_What you have to do_.
Give back the whole listing exactly as shown.

_Data lines_.
-- begin --
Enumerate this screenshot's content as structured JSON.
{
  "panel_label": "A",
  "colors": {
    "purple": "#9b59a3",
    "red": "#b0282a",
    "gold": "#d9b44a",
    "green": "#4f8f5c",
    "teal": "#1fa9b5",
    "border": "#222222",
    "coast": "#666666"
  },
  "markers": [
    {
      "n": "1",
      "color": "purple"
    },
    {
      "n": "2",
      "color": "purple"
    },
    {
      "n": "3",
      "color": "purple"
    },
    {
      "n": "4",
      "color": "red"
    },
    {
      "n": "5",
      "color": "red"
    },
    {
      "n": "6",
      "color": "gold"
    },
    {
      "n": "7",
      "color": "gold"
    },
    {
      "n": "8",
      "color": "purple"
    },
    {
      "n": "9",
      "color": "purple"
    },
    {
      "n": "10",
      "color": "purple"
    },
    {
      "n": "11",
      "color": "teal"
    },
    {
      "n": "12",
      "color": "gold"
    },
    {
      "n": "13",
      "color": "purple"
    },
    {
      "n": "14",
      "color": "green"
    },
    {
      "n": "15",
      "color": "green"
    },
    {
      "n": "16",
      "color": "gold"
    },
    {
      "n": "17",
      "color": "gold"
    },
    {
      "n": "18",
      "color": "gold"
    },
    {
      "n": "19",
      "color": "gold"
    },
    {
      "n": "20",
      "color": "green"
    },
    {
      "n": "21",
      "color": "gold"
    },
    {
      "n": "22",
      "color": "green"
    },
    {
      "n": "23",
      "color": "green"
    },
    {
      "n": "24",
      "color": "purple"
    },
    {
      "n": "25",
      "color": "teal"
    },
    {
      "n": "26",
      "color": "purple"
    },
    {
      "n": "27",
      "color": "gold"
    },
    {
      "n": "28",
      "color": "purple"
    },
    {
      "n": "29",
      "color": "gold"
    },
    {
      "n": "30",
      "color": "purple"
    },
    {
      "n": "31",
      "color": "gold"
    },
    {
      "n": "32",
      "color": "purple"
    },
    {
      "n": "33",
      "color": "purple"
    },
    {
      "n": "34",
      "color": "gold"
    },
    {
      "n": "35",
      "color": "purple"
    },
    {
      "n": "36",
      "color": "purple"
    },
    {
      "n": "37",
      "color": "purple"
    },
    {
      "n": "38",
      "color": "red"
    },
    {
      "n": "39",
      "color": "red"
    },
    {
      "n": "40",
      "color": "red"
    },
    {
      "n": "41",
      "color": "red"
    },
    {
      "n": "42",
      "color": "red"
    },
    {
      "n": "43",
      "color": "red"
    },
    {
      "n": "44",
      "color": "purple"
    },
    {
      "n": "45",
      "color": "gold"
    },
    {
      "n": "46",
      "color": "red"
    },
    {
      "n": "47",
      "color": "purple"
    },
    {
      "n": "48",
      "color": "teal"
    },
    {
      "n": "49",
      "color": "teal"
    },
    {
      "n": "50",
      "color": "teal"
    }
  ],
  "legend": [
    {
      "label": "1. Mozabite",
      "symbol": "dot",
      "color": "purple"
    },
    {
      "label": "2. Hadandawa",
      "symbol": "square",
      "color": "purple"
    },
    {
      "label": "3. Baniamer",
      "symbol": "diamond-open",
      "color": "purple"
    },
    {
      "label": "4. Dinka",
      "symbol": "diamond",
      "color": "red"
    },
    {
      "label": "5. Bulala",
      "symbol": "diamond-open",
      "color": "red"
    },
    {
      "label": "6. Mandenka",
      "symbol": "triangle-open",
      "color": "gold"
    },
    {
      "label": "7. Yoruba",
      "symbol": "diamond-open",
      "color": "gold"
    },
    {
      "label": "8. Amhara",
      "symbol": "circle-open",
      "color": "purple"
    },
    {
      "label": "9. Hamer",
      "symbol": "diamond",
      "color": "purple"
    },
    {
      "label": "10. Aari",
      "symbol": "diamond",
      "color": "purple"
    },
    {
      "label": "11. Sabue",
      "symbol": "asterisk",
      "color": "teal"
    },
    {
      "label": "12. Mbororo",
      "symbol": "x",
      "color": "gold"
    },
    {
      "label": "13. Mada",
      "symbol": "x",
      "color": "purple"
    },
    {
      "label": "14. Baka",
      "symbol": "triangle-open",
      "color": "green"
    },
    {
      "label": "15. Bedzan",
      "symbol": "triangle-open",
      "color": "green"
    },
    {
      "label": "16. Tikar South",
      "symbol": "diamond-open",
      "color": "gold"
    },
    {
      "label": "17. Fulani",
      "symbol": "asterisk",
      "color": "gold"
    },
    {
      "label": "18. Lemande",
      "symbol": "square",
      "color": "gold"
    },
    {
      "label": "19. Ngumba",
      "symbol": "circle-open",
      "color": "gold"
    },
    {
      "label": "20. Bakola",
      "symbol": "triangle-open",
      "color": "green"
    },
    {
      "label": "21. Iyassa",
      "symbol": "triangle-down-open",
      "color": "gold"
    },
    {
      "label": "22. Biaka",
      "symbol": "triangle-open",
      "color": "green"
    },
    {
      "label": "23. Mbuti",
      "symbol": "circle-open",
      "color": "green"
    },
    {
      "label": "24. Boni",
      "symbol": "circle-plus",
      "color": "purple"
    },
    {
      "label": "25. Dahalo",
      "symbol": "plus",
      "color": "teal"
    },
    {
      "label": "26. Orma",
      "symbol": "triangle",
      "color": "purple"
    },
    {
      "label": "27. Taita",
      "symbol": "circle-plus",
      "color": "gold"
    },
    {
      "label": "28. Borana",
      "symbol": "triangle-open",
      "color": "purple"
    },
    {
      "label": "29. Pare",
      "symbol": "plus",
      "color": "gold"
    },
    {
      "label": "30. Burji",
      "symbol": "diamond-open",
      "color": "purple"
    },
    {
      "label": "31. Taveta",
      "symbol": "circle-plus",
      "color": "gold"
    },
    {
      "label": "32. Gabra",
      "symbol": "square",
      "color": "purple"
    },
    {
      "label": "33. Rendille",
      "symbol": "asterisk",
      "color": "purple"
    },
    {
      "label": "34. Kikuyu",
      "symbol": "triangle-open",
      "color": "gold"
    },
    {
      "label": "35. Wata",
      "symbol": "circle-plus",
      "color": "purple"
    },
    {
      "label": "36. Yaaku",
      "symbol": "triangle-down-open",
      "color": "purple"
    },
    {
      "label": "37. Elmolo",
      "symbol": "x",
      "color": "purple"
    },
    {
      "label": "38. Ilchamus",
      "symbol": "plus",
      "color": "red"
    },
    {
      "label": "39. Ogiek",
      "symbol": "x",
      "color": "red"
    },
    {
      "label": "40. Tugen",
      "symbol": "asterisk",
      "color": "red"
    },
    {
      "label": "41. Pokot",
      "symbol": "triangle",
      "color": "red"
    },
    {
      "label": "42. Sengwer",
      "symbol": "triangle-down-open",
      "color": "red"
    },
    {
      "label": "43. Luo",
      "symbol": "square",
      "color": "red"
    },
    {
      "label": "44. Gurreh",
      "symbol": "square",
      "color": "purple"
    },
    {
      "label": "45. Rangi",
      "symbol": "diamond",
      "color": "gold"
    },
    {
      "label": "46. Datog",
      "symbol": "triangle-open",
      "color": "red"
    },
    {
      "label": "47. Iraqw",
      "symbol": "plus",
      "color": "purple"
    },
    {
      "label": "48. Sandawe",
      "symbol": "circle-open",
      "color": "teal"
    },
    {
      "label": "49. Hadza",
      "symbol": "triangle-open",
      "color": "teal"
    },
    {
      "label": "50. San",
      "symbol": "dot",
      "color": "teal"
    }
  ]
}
-- end --
_Finished task_.
Enumerate this screenshot's content as structured JSON.
{
  "panel_label": "A",
  "colors": {
    "purple": "#9b59a3",
    "red": "#b0282a",
    "gold": "#d9b44a",
    "green": "#4f8f5c",
    "teal": "#1fa9b5",
    "border": "#222222",
    "coast": "#666666"
  },
  "markers": [
    {
      "n": "1",
      "color": "purple"
    },
    {
      "n": "2",
      "color": "purple"
    },
    {
      "n": "3",
      "color": "purple"
    },
    {
      "n": "4",
      "color": "red"
    },
    {
      "n": "5",
      "color": "red"
    },
    {
      "n": "6",
      "color": "gold"
    },
    {
      "n": "7",
      "color": "gold"
    },
    {
      "n": "8",
      "color": "purple"
    },
    {
      "n": "9",
      "color": "purple"
    },
    {
      "n": "10",
      "color": "purple"
    },
    {
      "n": "11",
      "color": "teal"
    },
    {
      "n": "12",
      "color": "gold"
    },
    {
      "n": "13",
      "color": "purple"
    },
    {
      "n": "14",
      "color": "green"
    },
    {
      "n": "15",
      "color": "green"
    },
    {
      "n": "16",
      "color": "gold"
    },
    {
      "n": "17",
      "color": "gold"
    },
    {
      "n": "18",
      "color": "gold"
    },
    {
      "n": "19",
      "color": "gold"
    },
    {
      "n": "20",
      "color": "green"
    },
    {
      "n": "21",
      "color": "gold"
    },
    {
      "n": "22",
      "color": "green"
    },
    {
      "n": "23",
      "color": "green"
    },
    {
      "n": "24",
      "color": "purple"
    },
    {
      "n": "25",
      "color": "teal"
    },
    {
      "n": "26",
      "color": "purple"
    },
    {
      "n": "27",
      "color": "gold"
    },
    {
      "n": "28",
      "color": "purple"
    },
    {
      "n": "29",
      "color": "gold"
    },
    {
      "n": "30",
      "color": "purple"
    },
    {
      "n": "31",
      "color": "gold"
    },
    {
      "n": "32",
      "color": "purple"
    },
    {
      "n": "33",
      "color": "purple"
    },
    {
      "n": "34",
      "color": "gold"
    },
    {
      "n": "35",
      "color": "purple"
    },
    {
      "n": "36",
      "color": "purple"
    },
    {
      "n": "37",
      "color": "purple"
    },
    {
      "n": "38",
      "color": "red"
    },
    {
      "n": "39",
      "color": "red"
    },
    {
      "n": "40",
      "color": "red"
    },
    {
      "n": "41",
      "color": "red"
    },
    {
      "n": "42",
      "color": "red"
    },
    {
      "n": "43",
      "color": "red"
    },
    {
      "n": "44",
      "color": "purple"
    },
    {
      "n": "45",
      "color": "gold"
    },
    {
      "n": "46",
      "color": "red"
    },
    {
      "n": "47",
      "color": "purple"
    },
    {
      "n": "48",
      "color": "teal"
    },
    {
      "n": "49",
      "color": "teal"
    },
    {
      "n": "50",
      "color": "teal"
    }
  ],
  "legend": [
    {
      "label": "1. Mozabite",
      "symbol": "dot",
      "color": "purple"
    },
    {
      "label": "2. Hadandawa",
      "symbol": "square",
      "color": "purple"
    },
    {
      "label": "3. Baniamer",
      "symbol": "diamond-open",
      "color": "purple"
    },
    {
      "label": "4. Dinka",
      "symbol": "diamond",
      "color": "red"
    },
    {
      "label": "5. Bulala",
      "symbol": "diamond-open",
      "color": "red"
    },
    {
      "label": "6. Mandenka",
      "symbol": "triangle-open",
      "color": "gold"
    },
    {
      "label": "7. Yoruba",
      "symbol": "diamond-open",
      "color": "gold"
    },
    {
      "label": "8. Amhara",
      "symbol": "circle-open",
      "color": "purple"
    },
    {
      "label": "9. Hamer",
      "symbol": "diamond",
      "color": "purple"
    },
    {
      "label": "10. Aari",
      "symbol": "diamond",
      "color": "purple"
    },
    {
      "label": "11. Sabue",
      "symbol": "asterisk",
      "color": "teal"
    },
    {
      "label": "12. Mbororo",
      "symbol": "x",
      "color": "gold"
    },
    {
      "label": "13. Mada",
      "symbol": "x",
      "color": "purple"
    },
    {
      "label": "14. Baka",
      "symbol": "triangle-open",
      "color": "green"
    },
    {
      "label": "15. Bedzan",
      "symbol": "triangle-open",
      "color": "green"
    },
    {
      "label": "16. Tikar South",
      "symbol": "diamond-open",
      "color": "gold"
    },
    {
      "label": "17. Fulani",
      "symbol": "asterisk",
      "color": "gold"
    },
    {
      "label": "18. Lemande",
      "symbol": "square",
      "color": "gold"
    },
    {
      "label": "19. Ngumba",
      "symbol": "circle-open",
      "color": "gold"
    },
    {
      "label": "20. Bakola",
      "symbol": "triangle-open",
      "color": "green"
    },
    {
      "label": "21. Iyassa",
      "symbol": "triangle-down-open",
      "color": "gold"
    },
    {
      "label": "22. Biaka",
      "symbol": "triangle-open",
      "color": "green"
    },
    {
      "label": "23. Mbuti",
      "symbol": "circle-open",
      "color": "green"
    },
    {
      "label": "24. Boni",
      "symbol": "circle-plus",
      "color": "purple"
    },
    {
      "label": "25. Dahalo",
      "symbol": "plus",
      "color": "teal"
    },
    {
      "label": "26. Orma",
      "symbol": "triangle",
      "color": "purple"
    },
    {
      "label": "27. Taita",
      "symbol": "circle-plus",
      "color": "gold"
    },
    {
      "label": "28. Borana",
      "symbol": "triangle-open",
      "color": "purple"
    },
    {
      "label": "29. Pare",
      "symbol": "plus",
      "color": "gold"
    },
    {
      "label": "30. Burji",
      "symbol": "diamond-open",
      "color": "purple"
    },
    {
      "label": "31. Taveta",
      "symbol": "circle-plus",
      "color": "gold"
    },
    {
      "label": "32. Gabra",
      "symbol": "square",
      "color": "purple"
    },
    {
      "label": "33. Rendille",
      "symbol": "asterisk",
      "color": "purple"
    },
    {
      "label": "34. Kikuyu",
      "symbol": "triangle-open",
      "color": "gold"
    },
    {
      "label": "35. Wata",
      "symbol": "circle-plus",
      "color": "purple"
    },
    {
      "label": "36. Yaaku",
      "symbol": "triangle-down-open",
      "color": "purple"
    },
    {
      "label": "37. Elmolo",
      "symbol": "x",
      "color": "purple"
    },
    {
      "label": "38. Ilchamus",
      "symbol": "plus",
      "color": "red"
    },
    {
      "label": "39. Ogiek",
      "symbol": "x",
      "color": "red"
    },
    {
      "label": "40. Tugen",
      "symbol": "asterisk",
      "color": "red"
    },
    {
      "label": "41. Pokot",
      "symbol": "triangle",
      "color": "red"
    },
    {
      "label": "42. Sengwer",
      "symbol": "triangle-down-open",
      "color": "red"
    },
    {
      "label": "43. Luo",
      "symbol": "square",
      "color": "red"
    },
    {
      "label": "44. Gurreh",
      "symbol": "square",
      "color": "purple"
    },
    {
      "label": "45. Rangi",
      "symbol": "diamond",
      "color": "gold"
    },
    {
      "label": "46. Datog",
      "symbol": "triangle-open",
      "color": "red"
    },
    {
      "label": "47. Iraqw",
      "symbol": "plus",
      "color": "purple"
    },
    {
      "label": "48. Sandawe",
      "symbol": "circle-open",
      "color": "teal"
    },
    {
      "label": "49. Hadza",
      "symbol": "triangle-open",
      "color": "teal"
    },
    {
      "label": "50. San",
      "symbol": "dot",
      "color": "teal"
    }
  ]
}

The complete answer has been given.